MATERIALS PROVIDED
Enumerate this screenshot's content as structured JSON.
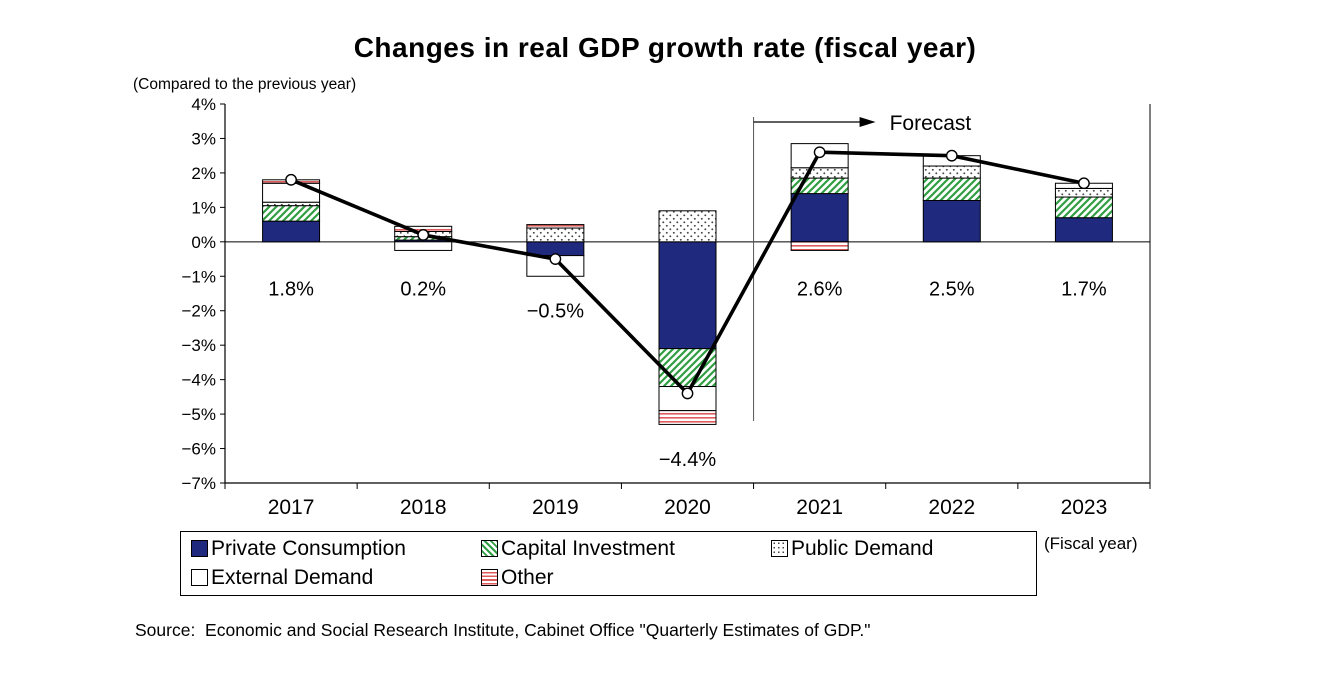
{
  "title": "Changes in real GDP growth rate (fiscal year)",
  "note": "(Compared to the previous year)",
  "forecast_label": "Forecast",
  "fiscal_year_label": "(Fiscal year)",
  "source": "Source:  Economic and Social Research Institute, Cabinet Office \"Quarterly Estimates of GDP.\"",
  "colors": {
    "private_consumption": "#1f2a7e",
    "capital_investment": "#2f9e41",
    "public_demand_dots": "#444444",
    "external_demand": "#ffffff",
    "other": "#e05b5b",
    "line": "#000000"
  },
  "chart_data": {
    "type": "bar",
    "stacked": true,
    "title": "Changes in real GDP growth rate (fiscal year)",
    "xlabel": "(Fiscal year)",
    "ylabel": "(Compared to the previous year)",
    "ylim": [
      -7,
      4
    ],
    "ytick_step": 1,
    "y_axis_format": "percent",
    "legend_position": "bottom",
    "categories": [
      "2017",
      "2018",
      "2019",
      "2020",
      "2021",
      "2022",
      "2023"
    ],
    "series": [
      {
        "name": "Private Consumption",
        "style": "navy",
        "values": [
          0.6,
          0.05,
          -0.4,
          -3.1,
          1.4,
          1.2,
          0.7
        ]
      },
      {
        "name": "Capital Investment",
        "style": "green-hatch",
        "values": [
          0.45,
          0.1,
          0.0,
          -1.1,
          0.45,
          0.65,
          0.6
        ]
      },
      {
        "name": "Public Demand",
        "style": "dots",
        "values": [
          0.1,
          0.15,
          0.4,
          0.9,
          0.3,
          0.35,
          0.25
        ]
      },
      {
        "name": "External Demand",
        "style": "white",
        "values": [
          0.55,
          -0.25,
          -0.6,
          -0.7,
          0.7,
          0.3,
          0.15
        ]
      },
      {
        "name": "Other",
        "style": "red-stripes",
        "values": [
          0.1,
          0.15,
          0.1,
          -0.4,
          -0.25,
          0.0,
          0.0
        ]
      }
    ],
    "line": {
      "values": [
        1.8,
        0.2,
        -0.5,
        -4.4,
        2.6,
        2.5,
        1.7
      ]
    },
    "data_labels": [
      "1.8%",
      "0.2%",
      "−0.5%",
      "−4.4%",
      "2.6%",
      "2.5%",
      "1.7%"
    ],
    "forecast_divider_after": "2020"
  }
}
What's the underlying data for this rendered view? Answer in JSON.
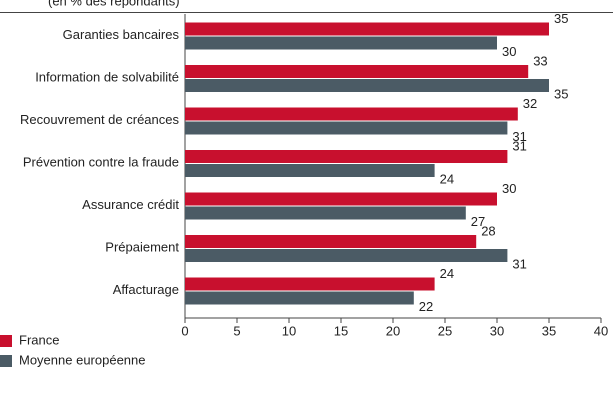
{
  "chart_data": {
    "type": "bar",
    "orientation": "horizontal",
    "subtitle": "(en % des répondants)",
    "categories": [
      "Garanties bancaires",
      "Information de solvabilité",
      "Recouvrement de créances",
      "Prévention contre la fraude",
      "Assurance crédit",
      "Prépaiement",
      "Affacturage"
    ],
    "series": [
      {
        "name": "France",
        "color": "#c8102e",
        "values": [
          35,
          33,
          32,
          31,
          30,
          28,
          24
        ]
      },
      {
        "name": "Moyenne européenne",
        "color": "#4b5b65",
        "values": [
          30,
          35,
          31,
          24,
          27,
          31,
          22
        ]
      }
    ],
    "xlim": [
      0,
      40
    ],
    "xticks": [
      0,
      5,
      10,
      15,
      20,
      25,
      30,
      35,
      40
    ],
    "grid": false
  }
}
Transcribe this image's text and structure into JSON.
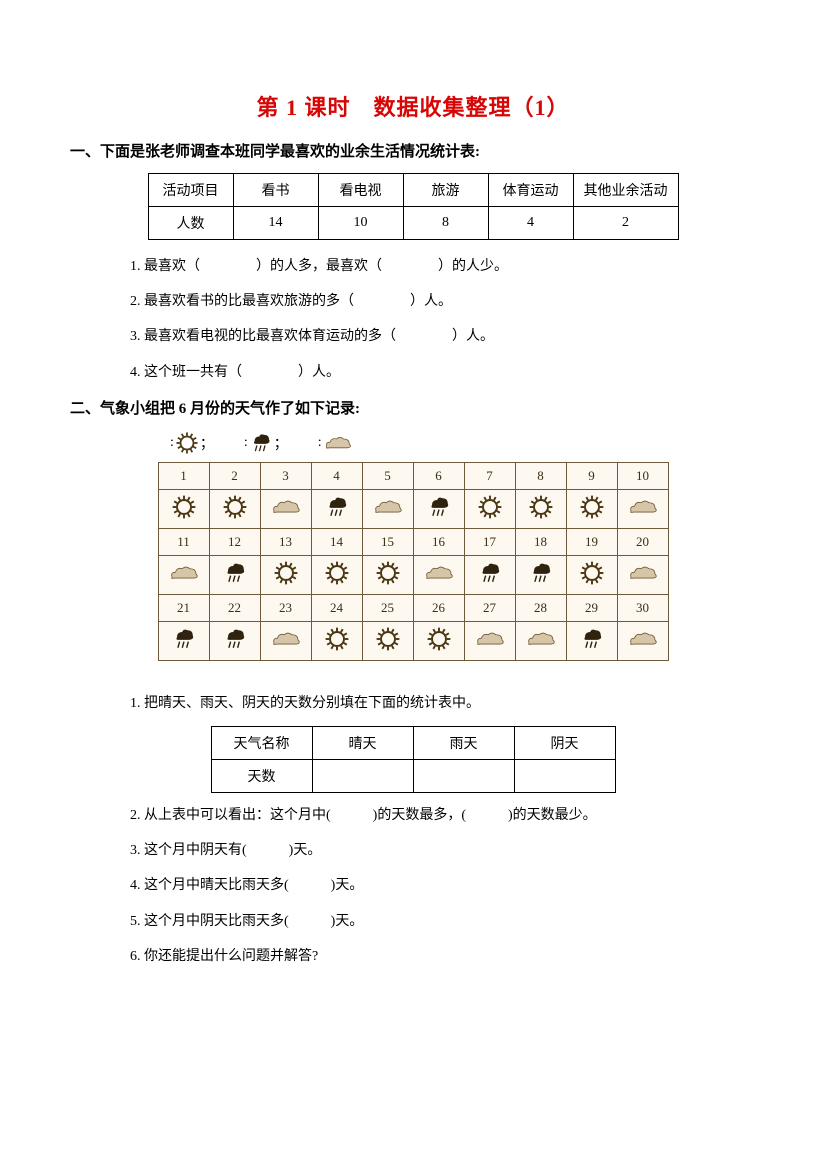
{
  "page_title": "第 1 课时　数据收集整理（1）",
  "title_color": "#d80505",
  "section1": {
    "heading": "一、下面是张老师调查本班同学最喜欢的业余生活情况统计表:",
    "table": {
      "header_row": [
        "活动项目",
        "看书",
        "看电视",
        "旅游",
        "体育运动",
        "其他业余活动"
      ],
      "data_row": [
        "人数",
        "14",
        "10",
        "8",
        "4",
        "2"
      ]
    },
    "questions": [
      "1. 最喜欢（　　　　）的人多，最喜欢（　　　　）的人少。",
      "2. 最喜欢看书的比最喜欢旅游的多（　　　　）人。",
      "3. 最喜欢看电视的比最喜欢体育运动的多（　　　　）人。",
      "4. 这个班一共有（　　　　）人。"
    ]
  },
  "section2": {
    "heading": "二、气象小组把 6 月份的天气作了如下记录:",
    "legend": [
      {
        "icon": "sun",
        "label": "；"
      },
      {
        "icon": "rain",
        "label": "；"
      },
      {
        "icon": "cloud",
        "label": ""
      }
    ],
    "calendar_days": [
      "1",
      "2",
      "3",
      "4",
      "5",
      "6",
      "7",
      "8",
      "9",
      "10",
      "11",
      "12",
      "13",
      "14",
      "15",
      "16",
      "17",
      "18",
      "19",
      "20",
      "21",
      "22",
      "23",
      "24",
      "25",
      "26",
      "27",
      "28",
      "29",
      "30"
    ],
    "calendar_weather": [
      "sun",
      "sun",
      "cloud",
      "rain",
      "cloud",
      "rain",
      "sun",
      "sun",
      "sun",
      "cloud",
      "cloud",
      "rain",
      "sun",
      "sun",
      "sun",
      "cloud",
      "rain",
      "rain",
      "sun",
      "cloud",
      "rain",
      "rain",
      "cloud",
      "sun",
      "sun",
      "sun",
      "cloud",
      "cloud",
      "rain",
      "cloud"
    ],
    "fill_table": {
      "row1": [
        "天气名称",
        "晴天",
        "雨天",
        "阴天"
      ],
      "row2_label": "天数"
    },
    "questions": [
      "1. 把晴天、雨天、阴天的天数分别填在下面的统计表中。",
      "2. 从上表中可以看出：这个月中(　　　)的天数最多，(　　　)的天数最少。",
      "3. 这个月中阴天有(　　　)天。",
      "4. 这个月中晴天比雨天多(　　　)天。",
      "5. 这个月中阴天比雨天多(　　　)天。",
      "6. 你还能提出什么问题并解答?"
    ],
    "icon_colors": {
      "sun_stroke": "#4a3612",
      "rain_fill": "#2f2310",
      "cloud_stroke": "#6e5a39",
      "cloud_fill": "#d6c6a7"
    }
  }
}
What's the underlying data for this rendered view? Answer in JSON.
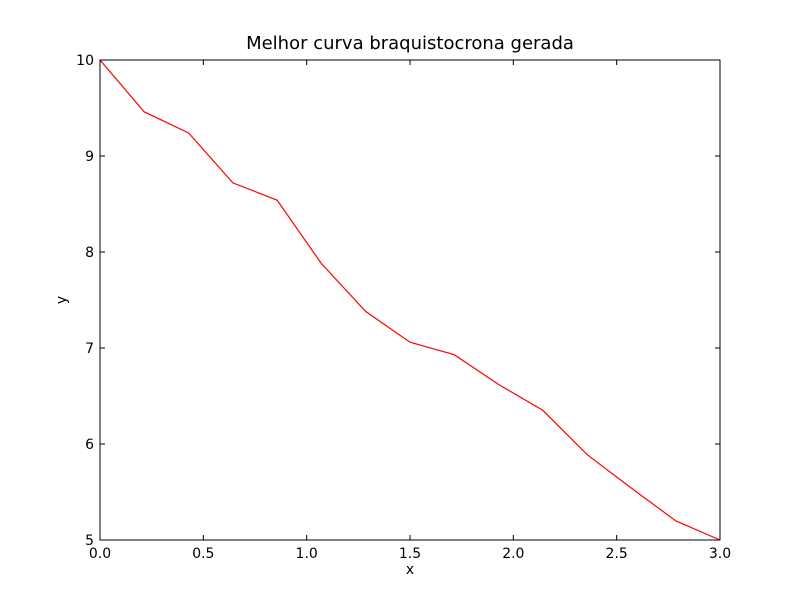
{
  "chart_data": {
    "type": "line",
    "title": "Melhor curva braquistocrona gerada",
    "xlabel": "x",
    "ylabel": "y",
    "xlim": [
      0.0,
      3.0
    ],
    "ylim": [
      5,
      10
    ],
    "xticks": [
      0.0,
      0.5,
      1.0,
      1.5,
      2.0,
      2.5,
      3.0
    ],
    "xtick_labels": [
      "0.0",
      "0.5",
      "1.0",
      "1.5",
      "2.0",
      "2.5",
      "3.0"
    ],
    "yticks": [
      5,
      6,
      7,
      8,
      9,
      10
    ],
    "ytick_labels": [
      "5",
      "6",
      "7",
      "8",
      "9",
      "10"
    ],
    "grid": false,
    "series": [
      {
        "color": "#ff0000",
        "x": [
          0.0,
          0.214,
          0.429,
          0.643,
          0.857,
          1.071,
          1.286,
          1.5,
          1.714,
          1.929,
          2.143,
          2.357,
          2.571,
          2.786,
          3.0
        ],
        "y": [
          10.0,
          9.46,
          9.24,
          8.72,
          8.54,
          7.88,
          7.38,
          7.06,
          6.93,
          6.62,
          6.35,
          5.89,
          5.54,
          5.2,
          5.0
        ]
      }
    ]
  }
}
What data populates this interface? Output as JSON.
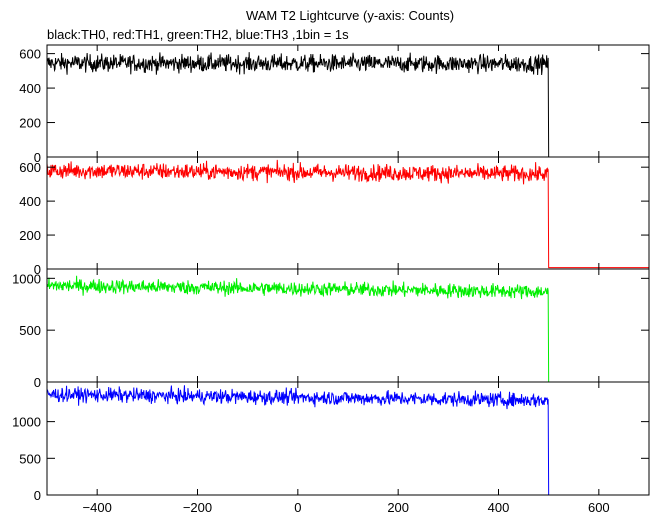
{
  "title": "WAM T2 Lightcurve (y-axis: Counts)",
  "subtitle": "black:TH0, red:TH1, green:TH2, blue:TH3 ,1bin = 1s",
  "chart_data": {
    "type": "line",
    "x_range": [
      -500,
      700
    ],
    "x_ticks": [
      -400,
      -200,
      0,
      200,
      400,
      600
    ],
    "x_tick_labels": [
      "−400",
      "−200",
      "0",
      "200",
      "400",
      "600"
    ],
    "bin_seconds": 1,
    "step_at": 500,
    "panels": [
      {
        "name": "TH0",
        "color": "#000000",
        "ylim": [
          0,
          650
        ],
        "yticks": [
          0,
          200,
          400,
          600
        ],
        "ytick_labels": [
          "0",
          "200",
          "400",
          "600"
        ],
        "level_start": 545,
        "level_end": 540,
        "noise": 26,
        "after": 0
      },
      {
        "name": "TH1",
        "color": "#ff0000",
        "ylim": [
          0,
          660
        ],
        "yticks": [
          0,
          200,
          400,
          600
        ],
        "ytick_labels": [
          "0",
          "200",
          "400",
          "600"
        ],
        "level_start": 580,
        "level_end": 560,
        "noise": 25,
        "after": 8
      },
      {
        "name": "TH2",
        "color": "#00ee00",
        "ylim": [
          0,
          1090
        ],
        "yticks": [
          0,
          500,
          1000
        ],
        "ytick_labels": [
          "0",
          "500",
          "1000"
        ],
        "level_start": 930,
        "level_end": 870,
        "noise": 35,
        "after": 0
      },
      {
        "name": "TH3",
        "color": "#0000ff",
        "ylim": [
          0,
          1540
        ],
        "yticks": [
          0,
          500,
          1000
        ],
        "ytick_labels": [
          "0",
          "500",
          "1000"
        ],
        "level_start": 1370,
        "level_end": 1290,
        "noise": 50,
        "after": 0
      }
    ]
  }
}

CHALLENGE
Using the listing above, locate the lines that hold "growth" and copy each one.

EXERCISE RESULT
  "title": "Changes in real GDP growth rate (fiscal year)",
    "title": "Changes in real GDP growth rate (fiscal year)",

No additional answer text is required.